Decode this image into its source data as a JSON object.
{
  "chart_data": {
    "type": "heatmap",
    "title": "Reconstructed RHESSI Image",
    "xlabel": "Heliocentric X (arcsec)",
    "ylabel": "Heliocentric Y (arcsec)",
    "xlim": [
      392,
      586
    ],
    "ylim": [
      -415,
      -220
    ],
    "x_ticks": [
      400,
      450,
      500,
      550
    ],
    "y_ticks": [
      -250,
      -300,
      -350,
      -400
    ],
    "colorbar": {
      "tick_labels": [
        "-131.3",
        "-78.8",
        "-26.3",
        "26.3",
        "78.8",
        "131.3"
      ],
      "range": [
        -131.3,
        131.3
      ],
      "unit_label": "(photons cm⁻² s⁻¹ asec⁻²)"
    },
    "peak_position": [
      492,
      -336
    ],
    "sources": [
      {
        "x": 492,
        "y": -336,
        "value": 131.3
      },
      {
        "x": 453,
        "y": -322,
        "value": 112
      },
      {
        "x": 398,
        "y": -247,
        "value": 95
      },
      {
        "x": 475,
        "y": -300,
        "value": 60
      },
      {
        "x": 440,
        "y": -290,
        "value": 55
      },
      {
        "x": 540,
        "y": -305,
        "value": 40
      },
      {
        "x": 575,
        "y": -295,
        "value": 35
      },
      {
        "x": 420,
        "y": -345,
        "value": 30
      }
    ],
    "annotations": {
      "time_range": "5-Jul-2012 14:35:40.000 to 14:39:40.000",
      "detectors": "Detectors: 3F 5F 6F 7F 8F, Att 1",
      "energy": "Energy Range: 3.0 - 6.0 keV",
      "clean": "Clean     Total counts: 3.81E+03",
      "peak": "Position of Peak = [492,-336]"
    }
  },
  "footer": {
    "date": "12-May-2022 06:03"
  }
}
*****
WHAT IS NEEDED
Word for word, quote all of the data above.

EXERCISE ANSWER
Decode this image into its source data as a JSON object.
{
  "chart_data": {
    "type": "heatmap",
    "title": "Reconstructed RHESSI Image",
    "xlabel": "Heliocentric X (arcsec)",
    "ylabel": "Heliocentric Y (arcsec)",
    "xlim": [
      392,
      586
    ],
    "ylim": [
      -415,
      -220
    ],
    "x_ticks": [
      400,
      450,
      500,
      550
    ],
    "y_ticks": [
      -250,
      -300,
      -350,
      -400
    ],
    "colorbar": {
      "tick_labels": [
        "-131.3",
        "-78.8",
        "-26.3",
        "26.3",
        "78.8",
        "131.3"
      ],
      "range": [
        -131.3,
        131.3
      ],
      "unit_label": "(photons cm⁻² s⁻¹ asec⁻²)"
    },
    "peak_position": [
      492,
      -336
    ],
    "sources": [
      {
        "x": 492,
        "y": -336,
        "value": 131.3
      },
      {
        "x": 453,
        "y": -322,
        "value": 112
      },
      {
        "x": 398,
        "y": -247,
        "value": 95
      },
      {
        "x": 475,
        "y": -300,
        "value": 60
      },
      {
        "x": 440,
        "y": -290,
        "value": 55
      },
      {
        "x": 540,
        "y": -305,
        "value": 40
      },
      {
        "x": 575,
        "y": -295,
        "value": 35
      },
      {
        "x": 420,
        "y": -345,
        "value": 30
      }
    ],
    "annotations": {
      "time_range": "5-Jul-2012 14:35:40.000 to 14:39:40.000",
      "detectors": "Detectors: 3F 5F 6F 7F 8F, Att 1",
      "energy": "Energy Range: 3.0 - 6.0 keV",
      "clean": "Clean     Total counts: 3.81E+03",
      "peak": "Position of Peak = [492,-336]"
    }
  },
  "footer": {
    "date": "12-May-2022 06:03"
  }
}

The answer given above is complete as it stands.